Below is the data. Give it again, complete and exact.
◇ ◇ ◇ ◇ ◇
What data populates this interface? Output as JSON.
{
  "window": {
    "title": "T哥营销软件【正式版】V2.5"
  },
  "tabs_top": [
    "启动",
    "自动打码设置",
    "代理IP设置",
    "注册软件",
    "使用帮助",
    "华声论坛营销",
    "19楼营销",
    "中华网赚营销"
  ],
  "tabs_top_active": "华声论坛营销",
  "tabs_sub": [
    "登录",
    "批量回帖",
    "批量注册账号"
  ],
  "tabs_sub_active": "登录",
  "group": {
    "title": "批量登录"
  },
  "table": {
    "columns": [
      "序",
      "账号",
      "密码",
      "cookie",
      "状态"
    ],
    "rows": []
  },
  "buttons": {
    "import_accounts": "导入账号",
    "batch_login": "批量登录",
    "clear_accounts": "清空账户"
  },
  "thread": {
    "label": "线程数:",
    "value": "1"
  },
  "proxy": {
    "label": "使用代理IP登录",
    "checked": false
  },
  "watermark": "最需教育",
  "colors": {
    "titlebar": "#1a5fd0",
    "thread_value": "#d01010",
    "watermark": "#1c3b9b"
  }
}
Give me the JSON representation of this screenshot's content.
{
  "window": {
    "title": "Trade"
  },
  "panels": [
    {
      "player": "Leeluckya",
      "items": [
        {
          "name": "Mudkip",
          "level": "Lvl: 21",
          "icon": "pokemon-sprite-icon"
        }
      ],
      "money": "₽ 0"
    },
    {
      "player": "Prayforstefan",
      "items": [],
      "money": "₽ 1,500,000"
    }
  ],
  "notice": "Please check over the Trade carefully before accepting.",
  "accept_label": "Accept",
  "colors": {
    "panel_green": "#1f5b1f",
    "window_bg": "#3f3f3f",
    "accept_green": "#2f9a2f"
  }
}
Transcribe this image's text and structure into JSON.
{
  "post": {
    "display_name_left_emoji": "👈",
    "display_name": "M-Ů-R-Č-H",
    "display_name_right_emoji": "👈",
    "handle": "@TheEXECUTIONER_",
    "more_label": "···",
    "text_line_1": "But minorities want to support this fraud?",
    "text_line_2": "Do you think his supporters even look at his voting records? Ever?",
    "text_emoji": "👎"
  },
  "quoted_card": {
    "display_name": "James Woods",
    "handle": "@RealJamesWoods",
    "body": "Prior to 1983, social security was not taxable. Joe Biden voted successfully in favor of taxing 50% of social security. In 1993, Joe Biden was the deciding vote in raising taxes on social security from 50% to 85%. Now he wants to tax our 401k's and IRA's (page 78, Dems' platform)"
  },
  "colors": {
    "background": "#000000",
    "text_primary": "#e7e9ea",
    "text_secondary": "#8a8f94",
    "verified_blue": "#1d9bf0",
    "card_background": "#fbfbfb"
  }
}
◇ ◇ ◇ ◇ ◇
**SOLUTION TO THIS PROBLEM**
What data populates this interface? Output as JSON.
{
  "window": {
    "title": "T哥营销软件【正式版】V2.5"
  },
  "tabs_top": [
    "启动",
    "自动打码设置",
    "代理IP设置",
    "注册软件",
    "使用帮助",
    "华声论坛营销",
    "19楼营销",
    "中华网赚营销"
  ],
  "tabs_top_active": "华声论坛营销",
  "tabs_sub": [
    "登录",
    "批量回帖",
    "批量注册账号"
  ],
  "tabs_sub_active": "登录",
  "group": {
    "title": "批量登录"
  },
  "table": {
    "columns": [
      "序",
      "账号",
      "密码",
      "cookie",
      "状态"
    ],
    "rows": []
  },
  "buttons": {
    "import_accounts": "导入账号",
    "batch_login": "批量登录",
    "clear_accounts": "清空账户"
  },
  "thread": {
    "label": "线程数:",
    "value": "1"
  },
  "proxy": {
    "label": "使用代理IP登录",
    "checked": false
  },
  "watermark": "最需教育",
  "colors": {
    "titlebar": "#1a5fd0",
    "thread_value": "#d01010",
    "watermark": "#1c3b9b"
  }
}
Give me the JSON representation of this screenshot's content.
{
  "window": {
    "title": "Trade"
  },
  "panels": [
    {
      "player": "Leeluckya",
      "items": [
        {
          "name": "Mudkip",
          "level": "Lvl: 21",
          "icon": "pokemon-sprite-icon"
        }
      ],
      "money": "₽ 0"
    },
    {
      "player": "Prayforstefan",
      "items": [],
      "money": "₽ 1,500,000"
    }
  ],
  "notice": "Please check over the Trade carefully before accepting.",
  "accept_label": "Accept",
  "colors": {
    "panel_green": "#1f5b1f",
    "window_bg": "#3f3f3f",
    "accept_green": "#2f9a2f"
  }
}
Transcribe this image's text and structure into JSON.
{
  "post": {
    "display_name_left_emoji": "👈",
    "display_name": "M-Ů-R-Č-H",
    "display_name_right_emoji": "👈",
    "handle": "@TheEXECUTIONER_",
    "more_label": "···",
    "text_line_1": "But minorities want to support this fraud?",
    "text_line_2": "Do you think his supporters even look at his voting records? Ever?",
    "text_emoji": "👎"
  },
  "quoted_card": {
    "display_name": "James Woods",
    "handle": "@RealJamesWoods",
    "body": "Prior to 1983, social security was not taxable. Joe Biden voted successfully in favor of taxing 50% of social security. In 1993, Joe Biden was the deciding vote in raising taxes on social security from 50% to 85%. Now he wants to tax our 401k's and IRA's (page 78, Dems' platform)"
  },
  "colors": {
    "background": "#000000",
    "text_primary": "#e7e9ea",
    "text_secondary": "#8a8f94",
    "verified_blue": "#1d9bf0",
    "card_background": "#fbfbfb"
  }
}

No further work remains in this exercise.